#### [RECORDS FOR PROCESSING]
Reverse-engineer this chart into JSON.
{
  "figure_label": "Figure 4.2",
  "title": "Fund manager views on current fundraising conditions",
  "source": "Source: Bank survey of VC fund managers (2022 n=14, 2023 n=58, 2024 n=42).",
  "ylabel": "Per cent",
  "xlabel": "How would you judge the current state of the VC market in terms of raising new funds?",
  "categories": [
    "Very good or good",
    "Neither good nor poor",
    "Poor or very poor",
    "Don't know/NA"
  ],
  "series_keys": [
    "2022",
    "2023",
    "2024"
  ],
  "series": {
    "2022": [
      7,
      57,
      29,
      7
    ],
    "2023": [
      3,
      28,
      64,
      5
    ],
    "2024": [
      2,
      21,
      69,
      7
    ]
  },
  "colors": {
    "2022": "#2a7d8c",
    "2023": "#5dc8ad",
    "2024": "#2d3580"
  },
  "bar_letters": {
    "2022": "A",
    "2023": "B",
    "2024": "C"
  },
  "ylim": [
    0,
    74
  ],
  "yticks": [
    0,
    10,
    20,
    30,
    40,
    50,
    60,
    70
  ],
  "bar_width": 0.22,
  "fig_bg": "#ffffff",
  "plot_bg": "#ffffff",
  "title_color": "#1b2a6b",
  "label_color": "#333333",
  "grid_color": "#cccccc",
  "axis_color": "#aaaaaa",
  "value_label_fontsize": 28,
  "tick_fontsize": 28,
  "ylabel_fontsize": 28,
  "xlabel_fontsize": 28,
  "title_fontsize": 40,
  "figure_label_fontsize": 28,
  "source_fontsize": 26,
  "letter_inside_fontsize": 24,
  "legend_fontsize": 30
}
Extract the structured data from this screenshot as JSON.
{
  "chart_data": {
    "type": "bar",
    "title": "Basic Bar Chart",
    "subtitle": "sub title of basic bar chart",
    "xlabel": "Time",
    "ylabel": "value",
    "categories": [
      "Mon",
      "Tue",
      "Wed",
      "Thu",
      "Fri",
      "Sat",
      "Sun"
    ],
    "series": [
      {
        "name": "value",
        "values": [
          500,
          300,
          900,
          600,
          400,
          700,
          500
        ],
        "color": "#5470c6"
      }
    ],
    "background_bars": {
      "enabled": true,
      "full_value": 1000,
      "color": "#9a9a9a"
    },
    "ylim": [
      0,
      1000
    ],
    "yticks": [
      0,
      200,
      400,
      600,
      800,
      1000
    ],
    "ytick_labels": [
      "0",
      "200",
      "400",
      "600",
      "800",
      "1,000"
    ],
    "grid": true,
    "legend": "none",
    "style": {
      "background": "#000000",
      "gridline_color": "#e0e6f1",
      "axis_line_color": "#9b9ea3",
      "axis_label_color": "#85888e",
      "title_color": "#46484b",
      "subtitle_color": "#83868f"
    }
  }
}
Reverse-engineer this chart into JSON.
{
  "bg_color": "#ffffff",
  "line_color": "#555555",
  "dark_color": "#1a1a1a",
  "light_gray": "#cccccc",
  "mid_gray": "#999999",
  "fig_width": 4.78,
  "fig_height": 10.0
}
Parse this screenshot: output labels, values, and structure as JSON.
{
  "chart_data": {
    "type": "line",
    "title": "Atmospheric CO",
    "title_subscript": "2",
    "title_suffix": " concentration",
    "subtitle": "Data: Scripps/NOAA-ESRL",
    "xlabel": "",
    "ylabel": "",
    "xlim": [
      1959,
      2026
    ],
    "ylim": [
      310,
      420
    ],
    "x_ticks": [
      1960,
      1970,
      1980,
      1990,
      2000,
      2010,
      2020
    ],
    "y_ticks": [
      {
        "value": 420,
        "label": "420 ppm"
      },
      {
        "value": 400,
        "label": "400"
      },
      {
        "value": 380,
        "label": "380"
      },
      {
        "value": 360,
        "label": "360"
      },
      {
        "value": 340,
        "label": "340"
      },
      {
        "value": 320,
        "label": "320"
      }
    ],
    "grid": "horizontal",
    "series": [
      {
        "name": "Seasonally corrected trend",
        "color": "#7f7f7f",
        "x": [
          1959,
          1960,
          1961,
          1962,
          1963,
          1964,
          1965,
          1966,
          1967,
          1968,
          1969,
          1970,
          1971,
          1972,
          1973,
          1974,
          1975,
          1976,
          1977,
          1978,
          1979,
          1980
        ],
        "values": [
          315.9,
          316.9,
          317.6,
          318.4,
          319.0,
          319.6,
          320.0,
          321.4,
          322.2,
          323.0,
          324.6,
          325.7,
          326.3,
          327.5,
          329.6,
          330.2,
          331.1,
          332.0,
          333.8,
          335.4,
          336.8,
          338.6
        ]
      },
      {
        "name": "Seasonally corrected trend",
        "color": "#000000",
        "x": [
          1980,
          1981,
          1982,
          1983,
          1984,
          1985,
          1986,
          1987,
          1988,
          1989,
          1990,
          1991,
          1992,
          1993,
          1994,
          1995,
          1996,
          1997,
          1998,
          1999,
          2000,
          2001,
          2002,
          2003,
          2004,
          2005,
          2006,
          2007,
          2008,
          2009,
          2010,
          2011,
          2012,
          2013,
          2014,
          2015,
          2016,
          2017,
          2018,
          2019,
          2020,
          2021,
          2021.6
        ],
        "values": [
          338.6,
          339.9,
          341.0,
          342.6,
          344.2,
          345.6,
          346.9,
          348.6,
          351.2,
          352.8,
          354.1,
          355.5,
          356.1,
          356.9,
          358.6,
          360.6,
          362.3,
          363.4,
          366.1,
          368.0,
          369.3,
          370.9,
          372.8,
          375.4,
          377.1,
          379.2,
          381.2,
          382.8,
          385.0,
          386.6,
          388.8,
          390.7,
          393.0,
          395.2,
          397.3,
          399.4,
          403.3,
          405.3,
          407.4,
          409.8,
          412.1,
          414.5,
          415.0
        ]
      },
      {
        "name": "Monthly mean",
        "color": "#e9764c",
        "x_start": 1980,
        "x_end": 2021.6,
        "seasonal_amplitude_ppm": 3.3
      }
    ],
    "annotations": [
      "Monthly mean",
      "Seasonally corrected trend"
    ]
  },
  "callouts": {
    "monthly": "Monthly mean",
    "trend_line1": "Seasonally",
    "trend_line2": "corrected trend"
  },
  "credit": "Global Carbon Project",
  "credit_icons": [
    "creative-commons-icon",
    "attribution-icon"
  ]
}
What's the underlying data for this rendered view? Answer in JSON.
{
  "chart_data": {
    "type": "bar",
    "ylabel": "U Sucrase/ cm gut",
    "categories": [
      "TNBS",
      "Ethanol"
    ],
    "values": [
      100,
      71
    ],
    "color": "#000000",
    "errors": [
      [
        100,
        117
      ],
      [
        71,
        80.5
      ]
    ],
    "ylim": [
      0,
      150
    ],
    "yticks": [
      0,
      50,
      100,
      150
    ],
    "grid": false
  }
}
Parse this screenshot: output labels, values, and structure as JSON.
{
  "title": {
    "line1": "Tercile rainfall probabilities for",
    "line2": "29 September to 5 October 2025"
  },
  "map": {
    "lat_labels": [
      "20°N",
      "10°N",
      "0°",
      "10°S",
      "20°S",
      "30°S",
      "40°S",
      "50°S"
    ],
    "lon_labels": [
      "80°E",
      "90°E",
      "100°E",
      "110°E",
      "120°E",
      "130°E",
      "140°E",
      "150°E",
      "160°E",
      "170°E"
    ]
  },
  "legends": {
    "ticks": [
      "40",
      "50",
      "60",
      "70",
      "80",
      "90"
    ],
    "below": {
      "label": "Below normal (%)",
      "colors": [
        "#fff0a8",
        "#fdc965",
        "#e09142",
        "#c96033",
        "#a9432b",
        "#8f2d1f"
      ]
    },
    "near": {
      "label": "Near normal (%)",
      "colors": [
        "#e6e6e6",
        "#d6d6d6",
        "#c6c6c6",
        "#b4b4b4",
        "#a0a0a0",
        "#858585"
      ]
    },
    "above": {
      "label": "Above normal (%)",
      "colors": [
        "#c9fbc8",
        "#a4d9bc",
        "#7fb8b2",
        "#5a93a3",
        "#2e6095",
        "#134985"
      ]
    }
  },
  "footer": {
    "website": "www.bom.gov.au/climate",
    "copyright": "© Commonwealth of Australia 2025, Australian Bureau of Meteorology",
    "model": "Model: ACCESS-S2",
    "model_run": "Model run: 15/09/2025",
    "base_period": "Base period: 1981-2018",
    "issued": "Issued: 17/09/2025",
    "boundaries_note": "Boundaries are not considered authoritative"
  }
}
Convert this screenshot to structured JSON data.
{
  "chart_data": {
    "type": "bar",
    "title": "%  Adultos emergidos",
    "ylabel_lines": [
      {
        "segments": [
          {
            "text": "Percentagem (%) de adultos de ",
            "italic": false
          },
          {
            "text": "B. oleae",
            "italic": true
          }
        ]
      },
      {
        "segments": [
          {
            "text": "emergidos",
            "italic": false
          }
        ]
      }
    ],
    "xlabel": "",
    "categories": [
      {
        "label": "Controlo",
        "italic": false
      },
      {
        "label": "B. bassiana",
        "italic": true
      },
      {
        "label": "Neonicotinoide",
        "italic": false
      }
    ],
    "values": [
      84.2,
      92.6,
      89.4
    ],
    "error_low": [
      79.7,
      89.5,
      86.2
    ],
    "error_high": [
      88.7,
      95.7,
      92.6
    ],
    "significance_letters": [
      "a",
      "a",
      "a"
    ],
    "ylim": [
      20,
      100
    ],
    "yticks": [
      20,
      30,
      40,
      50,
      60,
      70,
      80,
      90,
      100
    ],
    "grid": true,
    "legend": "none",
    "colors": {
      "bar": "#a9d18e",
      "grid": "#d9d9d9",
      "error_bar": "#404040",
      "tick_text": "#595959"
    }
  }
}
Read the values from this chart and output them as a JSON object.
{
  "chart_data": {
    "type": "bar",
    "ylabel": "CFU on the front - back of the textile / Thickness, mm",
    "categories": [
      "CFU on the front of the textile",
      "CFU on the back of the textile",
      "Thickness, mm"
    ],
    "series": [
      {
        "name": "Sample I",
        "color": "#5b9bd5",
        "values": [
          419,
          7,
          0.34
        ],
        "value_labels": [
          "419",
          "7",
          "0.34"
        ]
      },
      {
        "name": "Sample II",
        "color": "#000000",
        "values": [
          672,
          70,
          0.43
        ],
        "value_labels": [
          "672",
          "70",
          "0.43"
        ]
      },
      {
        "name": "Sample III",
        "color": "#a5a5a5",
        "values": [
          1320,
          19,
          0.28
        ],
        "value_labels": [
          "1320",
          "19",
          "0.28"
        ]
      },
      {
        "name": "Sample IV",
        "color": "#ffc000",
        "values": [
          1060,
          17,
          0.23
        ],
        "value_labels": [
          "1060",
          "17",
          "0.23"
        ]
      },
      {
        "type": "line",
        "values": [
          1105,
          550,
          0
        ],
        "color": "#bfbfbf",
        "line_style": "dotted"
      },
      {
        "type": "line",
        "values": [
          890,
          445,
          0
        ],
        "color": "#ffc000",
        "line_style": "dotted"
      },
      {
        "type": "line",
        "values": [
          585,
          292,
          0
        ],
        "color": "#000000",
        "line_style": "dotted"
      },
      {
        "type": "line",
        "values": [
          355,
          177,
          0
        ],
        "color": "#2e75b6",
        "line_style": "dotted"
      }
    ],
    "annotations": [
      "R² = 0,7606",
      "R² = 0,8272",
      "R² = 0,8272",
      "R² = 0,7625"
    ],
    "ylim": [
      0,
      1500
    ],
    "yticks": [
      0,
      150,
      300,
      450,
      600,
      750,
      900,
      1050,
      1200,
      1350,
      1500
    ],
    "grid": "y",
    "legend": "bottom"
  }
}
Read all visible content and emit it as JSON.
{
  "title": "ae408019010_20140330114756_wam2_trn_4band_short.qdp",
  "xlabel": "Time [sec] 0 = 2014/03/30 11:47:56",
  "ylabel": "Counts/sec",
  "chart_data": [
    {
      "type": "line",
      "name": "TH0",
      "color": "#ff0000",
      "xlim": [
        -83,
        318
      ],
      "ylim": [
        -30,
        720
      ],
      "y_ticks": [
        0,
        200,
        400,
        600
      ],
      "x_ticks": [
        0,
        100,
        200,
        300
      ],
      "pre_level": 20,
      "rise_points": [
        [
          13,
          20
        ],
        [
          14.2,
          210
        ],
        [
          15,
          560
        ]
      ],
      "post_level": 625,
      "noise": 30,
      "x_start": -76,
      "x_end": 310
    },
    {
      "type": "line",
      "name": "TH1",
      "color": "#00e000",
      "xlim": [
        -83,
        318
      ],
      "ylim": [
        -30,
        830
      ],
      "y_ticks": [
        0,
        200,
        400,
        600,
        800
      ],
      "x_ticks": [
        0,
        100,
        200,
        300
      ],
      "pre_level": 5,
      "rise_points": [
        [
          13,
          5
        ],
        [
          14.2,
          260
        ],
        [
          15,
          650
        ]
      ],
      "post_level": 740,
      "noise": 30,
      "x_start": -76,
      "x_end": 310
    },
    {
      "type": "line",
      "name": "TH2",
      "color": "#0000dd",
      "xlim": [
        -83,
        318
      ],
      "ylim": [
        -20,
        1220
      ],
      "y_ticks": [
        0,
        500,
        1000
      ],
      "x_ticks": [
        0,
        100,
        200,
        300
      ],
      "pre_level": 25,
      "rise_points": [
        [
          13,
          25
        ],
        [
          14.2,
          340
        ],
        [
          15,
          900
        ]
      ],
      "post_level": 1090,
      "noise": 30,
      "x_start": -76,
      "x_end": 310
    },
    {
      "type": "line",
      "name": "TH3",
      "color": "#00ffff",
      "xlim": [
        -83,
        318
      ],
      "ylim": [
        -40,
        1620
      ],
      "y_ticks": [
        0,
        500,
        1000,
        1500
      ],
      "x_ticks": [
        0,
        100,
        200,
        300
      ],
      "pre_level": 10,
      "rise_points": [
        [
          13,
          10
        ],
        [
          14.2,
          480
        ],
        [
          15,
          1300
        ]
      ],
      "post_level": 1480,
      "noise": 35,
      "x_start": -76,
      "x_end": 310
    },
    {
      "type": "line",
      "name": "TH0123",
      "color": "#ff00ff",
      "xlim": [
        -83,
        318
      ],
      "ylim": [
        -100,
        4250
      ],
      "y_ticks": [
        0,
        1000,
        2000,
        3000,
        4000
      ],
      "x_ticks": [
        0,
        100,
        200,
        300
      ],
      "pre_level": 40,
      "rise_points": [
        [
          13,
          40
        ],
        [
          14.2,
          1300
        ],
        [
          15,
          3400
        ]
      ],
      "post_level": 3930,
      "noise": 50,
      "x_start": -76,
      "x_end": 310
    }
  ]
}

#### [WHAT IS REQUIRED]
In the lines above, find each one with "JSON" and list it.

#### [TASK OUTPUT]
Reverse-engineer this chart into JSON.
Extract the structured data from this screenshot as JSON.
Reverse-engineer this chart into JSON.
Parse this screenshot: output labels, values, and structure as JSON.
What's the underlying data for this rendered view? Answer in JSON.
Parse this screenshot: output labels, values, and structure as JSON.
Convert this screenshot to structured JSON data.
Read the values from this chart and output them as a JSON object.
Read all visible content and emit it as JSON.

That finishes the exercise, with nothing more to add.